**Instruction**. Print the lines of the items below again without any change, starting at the line that contains "228, 533, 500]" and ending at the line that contains "228, 171, 268]", with both of those lines included.

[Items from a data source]
Start

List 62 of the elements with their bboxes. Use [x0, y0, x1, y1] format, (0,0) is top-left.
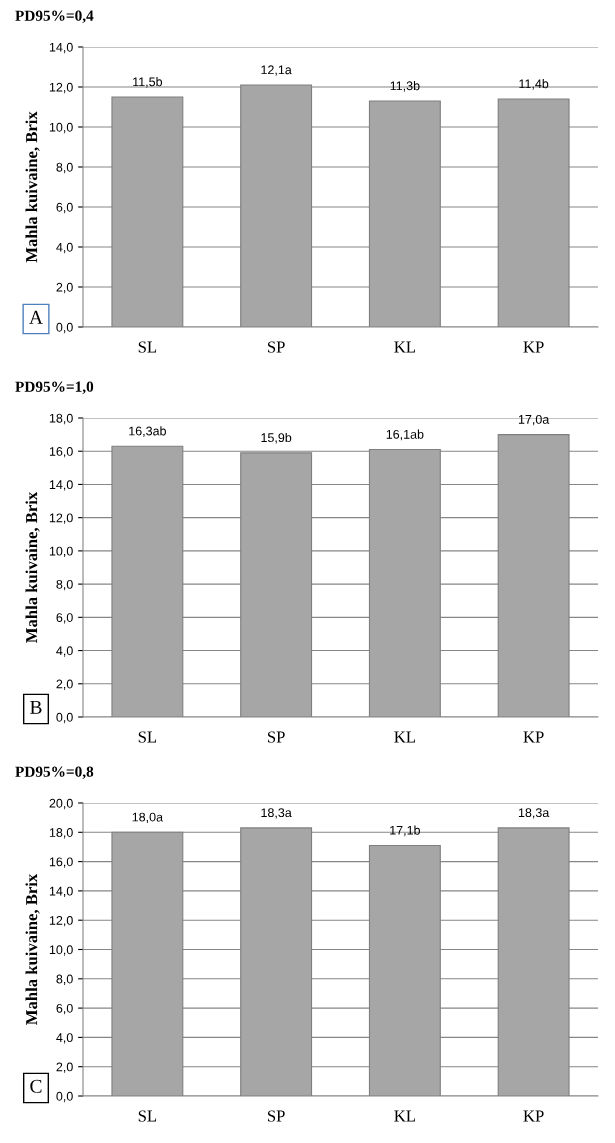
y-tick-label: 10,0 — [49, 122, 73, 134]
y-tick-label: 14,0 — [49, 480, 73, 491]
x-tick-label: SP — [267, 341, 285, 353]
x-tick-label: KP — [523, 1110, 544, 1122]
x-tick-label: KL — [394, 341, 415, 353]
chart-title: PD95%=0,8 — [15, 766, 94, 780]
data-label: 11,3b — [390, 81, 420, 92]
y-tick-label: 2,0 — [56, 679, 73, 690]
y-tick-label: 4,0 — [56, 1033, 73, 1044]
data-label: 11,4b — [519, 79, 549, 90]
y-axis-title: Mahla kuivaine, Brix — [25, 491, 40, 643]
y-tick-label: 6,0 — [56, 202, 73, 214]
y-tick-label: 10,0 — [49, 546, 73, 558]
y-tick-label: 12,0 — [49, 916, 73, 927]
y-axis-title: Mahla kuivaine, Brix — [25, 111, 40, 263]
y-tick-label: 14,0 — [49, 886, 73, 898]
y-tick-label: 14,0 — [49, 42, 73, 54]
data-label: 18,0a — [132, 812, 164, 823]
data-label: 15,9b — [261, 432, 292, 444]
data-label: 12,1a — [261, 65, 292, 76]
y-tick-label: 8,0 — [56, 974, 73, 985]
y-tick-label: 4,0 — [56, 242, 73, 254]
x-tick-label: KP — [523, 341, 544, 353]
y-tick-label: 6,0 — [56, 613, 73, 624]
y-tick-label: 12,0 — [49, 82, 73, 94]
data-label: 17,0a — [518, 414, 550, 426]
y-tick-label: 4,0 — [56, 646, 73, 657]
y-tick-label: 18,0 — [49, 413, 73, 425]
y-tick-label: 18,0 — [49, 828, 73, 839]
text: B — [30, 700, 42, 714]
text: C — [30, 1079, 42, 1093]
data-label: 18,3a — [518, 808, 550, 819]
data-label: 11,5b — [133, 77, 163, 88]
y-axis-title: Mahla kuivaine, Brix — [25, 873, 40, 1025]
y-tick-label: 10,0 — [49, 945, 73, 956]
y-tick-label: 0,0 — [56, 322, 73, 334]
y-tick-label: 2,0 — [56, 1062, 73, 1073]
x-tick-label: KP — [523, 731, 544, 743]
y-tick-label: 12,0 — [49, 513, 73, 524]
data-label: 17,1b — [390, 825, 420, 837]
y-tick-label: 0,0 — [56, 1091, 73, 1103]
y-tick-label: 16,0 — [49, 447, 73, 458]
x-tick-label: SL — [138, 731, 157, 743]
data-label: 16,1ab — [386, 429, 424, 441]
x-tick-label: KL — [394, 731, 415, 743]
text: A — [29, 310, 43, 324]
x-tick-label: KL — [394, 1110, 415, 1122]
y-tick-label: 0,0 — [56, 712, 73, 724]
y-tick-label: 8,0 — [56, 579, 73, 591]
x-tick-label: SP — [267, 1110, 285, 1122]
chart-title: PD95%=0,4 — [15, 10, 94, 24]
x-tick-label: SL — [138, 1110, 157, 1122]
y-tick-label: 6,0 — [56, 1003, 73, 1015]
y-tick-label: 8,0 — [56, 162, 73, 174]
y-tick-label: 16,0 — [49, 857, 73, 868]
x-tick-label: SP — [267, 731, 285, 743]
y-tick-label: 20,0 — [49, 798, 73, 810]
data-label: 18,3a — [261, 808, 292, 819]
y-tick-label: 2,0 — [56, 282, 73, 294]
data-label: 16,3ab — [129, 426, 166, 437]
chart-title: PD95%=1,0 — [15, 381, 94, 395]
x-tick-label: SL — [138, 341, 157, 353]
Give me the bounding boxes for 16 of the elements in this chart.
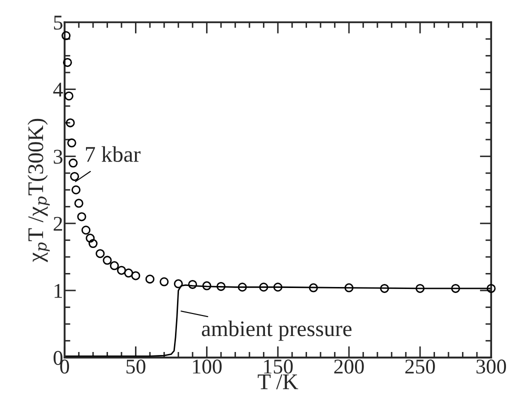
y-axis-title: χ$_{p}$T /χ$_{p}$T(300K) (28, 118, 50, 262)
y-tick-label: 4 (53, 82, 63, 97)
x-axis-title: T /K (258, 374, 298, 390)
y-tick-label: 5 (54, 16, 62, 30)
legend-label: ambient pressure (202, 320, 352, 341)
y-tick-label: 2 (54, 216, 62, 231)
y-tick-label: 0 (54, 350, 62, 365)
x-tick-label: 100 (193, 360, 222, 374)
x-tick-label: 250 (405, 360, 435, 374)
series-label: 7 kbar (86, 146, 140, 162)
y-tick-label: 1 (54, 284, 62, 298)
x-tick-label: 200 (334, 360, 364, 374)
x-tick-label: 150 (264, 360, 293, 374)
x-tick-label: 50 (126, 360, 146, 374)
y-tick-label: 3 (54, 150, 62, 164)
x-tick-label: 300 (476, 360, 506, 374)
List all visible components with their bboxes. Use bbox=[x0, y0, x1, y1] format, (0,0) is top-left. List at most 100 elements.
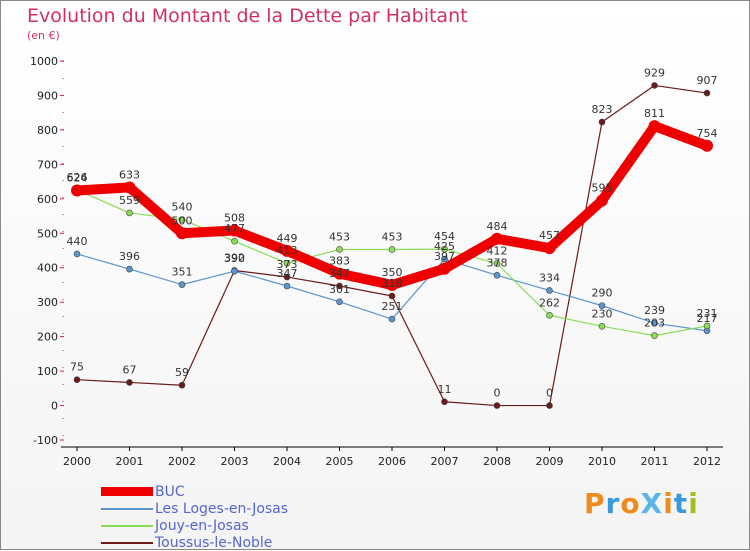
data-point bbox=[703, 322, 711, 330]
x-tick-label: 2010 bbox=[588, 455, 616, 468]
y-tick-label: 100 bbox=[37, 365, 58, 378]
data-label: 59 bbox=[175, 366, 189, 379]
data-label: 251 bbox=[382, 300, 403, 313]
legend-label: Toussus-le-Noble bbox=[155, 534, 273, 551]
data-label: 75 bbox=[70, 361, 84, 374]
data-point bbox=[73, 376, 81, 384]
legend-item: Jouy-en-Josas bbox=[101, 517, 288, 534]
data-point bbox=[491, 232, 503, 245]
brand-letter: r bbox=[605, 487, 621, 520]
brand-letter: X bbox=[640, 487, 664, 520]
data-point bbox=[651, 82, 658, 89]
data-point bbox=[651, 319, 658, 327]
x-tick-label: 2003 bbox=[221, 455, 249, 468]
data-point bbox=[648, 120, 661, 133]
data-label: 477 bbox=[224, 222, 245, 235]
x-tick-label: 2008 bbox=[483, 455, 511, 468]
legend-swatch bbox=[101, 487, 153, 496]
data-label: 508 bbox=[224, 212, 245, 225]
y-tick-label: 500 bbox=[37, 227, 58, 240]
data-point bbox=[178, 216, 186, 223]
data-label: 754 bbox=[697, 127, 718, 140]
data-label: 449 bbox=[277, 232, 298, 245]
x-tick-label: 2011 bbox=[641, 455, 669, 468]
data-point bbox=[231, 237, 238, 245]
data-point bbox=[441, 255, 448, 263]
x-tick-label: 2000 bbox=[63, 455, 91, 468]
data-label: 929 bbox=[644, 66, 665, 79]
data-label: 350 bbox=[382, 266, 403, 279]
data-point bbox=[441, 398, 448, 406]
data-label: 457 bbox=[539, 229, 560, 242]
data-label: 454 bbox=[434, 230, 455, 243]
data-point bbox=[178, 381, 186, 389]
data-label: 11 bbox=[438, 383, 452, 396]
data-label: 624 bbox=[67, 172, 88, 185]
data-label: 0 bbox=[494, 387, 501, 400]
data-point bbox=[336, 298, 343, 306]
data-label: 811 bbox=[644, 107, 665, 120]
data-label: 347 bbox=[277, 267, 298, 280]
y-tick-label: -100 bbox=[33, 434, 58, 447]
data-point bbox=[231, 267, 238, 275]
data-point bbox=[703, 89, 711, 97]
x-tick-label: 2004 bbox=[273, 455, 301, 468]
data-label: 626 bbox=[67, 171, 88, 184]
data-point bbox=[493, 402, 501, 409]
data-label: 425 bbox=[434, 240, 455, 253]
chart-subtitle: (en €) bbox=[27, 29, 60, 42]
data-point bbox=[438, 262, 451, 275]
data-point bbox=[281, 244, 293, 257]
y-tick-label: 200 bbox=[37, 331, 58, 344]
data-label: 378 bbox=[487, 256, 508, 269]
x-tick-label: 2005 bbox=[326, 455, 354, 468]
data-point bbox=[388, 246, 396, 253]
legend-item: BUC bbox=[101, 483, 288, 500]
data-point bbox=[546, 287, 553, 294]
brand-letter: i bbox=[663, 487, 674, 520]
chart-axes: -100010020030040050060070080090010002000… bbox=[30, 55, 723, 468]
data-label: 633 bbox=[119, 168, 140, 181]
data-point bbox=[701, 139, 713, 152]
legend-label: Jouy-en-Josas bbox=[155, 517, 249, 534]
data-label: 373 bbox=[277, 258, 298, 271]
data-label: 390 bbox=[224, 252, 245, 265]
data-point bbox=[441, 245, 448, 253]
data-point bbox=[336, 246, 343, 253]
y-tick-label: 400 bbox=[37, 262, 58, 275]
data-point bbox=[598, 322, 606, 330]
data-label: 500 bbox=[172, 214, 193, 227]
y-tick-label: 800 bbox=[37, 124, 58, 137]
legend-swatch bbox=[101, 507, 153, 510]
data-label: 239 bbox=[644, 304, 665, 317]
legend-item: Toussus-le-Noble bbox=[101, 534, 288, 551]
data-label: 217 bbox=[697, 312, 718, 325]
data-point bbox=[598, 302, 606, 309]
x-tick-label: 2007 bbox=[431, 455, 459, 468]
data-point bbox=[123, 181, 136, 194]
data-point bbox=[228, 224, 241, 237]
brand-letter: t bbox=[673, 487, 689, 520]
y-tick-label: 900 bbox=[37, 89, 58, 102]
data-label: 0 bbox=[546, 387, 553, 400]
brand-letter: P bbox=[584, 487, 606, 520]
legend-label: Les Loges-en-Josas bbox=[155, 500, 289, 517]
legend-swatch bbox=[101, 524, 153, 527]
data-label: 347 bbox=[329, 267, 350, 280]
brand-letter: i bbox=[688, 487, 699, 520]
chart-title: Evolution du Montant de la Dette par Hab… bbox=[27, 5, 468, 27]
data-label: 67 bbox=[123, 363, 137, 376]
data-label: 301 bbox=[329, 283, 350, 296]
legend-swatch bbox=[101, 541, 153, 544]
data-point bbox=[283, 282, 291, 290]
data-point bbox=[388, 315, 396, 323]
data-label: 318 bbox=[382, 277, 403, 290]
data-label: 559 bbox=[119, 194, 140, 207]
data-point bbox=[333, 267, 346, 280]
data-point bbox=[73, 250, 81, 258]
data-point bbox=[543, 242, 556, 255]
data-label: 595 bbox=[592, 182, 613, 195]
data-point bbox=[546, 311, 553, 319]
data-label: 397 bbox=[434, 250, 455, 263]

End
Start

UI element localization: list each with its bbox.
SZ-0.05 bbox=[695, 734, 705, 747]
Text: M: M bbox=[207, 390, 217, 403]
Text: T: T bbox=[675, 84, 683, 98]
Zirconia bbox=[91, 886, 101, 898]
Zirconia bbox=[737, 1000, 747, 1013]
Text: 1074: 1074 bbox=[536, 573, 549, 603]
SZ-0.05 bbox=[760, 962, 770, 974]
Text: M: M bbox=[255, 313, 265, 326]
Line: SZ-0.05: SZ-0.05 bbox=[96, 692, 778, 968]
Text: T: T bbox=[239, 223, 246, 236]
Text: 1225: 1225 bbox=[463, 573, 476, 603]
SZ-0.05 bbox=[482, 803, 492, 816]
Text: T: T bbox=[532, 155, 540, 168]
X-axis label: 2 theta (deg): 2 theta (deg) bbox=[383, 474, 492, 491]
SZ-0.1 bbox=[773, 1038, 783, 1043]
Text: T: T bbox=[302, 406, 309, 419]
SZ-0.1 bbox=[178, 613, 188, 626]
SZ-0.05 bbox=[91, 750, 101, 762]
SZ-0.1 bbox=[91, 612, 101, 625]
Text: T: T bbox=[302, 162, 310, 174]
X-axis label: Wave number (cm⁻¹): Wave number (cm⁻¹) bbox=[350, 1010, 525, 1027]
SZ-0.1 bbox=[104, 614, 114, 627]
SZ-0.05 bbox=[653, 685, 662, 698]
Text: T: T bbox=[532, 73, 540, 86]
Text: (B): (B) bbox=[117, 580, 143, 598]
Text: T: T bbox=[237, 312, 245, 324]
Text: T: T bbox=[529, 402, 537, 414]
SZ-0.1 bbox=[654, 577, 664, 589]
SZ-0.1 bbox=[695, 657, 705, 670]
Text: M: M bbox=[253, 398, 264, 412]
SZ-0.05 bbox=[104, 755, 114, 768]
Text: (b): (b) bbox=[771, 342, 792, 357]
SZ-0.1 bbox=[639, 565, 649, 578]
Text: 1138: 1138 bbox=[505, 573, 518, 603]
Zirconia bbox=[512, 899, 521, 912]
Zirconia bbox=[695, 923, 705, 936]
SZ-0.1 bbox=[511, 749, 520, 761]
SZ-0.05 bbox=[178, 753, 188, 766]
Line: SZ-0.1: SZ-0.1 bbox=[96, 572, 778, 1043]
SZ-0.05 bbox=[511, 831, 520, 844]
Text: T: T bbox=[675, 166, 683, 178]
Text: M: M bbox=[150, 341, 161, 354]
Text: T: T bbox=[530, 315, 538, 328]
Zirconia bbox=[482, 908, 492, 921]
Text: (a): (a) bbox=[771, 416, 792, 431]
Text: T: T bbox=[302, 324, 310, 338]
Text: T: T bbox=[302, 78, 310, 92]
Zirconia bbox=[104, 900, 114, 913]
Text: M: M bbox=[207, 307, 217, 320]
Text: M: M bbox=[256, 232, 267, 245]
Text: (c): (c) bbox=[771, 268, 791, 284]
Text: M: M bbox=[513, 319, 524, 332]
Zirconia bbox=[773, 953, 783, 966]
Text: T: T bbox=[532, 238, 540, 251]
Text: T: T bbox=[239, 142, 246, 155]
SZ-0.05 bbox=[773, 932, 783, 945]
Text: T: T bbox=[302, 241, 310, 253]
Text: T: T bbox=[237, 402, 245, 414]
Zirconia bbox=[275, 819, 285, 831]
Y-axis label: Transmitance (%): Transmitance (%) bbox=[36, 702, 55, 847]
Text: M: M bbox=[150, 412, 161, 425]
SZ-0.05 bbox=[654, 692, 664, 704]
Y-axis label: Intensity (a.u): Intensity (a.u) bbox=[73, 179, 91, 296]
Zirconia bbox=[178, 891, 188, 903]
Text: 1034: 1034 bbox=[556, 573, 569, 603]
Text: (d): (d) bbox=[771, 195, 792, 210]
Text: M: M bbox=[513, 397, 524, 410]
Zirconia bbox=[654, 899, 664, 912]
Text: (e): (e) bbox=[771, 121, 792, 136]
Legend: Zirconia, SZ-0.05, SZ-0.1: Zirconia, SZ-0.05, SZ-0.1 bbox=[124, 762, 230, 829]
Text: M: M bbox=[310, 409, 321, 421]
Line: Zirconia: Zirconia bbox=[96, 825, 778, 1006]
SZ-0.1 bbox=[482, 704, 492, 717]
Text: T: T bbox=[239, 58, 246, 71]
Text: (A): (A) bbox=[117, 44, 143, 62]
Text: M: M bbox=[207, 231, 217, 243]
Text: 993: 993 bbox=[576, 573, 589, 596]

End
Start

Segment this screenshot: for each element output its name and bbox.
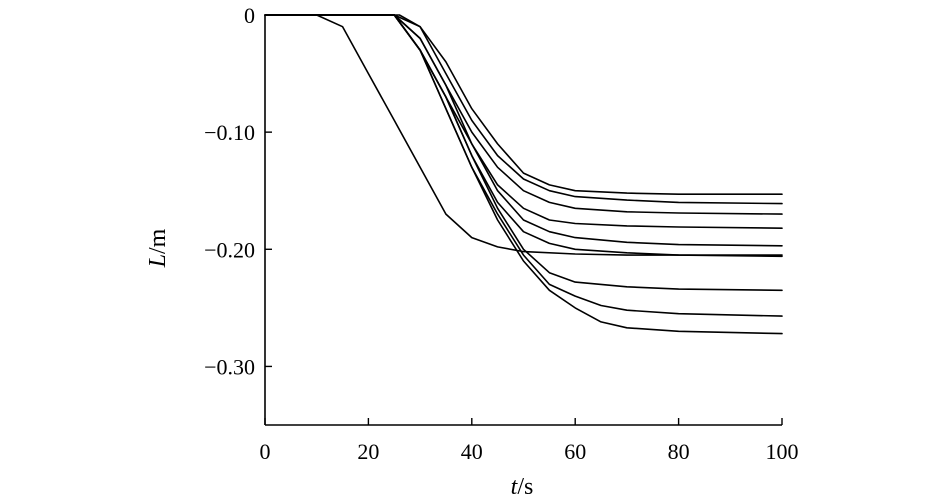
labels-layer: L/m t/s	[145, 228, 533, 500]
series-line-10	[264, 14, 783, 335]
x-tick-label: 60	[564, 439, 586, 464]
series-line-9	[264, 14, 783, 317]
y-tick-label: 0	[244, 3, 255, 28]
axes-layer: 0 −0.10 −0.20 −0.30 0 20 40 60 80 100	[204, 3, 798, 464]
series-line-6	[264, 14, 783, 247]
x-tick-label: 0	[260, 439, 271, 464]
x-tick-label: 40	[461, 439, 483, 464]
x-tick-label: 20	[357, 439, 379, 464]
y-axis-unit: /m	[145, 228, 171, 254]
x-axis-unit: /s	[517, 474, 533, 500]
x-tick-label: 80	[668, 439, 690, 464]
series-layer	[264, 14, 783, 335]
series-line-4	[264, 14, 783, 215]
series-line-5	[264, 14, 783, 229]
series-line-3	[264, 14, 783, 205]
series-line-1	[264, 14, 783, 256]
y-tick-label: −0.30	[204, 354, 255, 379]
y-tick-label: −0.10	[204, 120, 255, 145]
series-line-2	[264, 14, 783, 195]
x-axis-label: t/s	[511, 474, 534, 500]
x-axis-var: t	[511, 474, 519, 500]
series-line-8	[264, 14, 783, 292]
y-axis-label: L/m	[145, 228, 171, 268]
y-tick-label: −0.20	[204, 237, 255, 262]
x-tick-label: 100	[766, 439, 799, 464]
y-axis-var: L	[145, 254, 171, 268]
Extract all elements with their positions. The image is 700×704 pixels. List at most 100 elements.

End

**Exercise output**.
labels-layer: L/m t/s	[145, 228, 533, 500]
series-line-10	[264, 14, 783, 335]
x-tick-label: 60	[564, 439, 586, 464]
series-line-9	[264, 14, 783, 317]
y-tick-label: 0	[244, 3, 255, 28]
axes-layer: 0 −0.10 −0.20 −0.30 0 20 40 60 80 100	[204, 3, 798, 464]
series-line-6	[264, 14, 783, 247]
x-tick-label: 0	[260, 439, 271, 464]
x-tick-label: 40	[461, 439, 483, 464]
x-tick-label: 20	[357, 439, 379, 464]
y-axis-unit: /m	[145, 228, 171, 254]
x-axis-unit: /s	[517, 474, 533, 500]
x-tick-label: 80	[668, 439, 690, 464]
series-layer	[264, 14, 783, 335]
series-line-4	[264, 14, 783, 215]
series-line-5	[264, 14, 783, 229]
series-line-3	[264, 14, 783, 205]
series-line-1	[264, 14, 783, 256]
y-tick-label: −0.30	[204, 354, 255, 379]
y-tick-label: −0.10	[204, 120, 255, 145]
series-line-2	[264, 14, 783, 195]
x-axis-label: t/s	[511, 474, 534, 500]
x-axis-var: t	[511, 474, 519, 500]
series-line-8	[264, 14, 783, 292]
y-axis-label: L/m	[145, 228, 171, 268]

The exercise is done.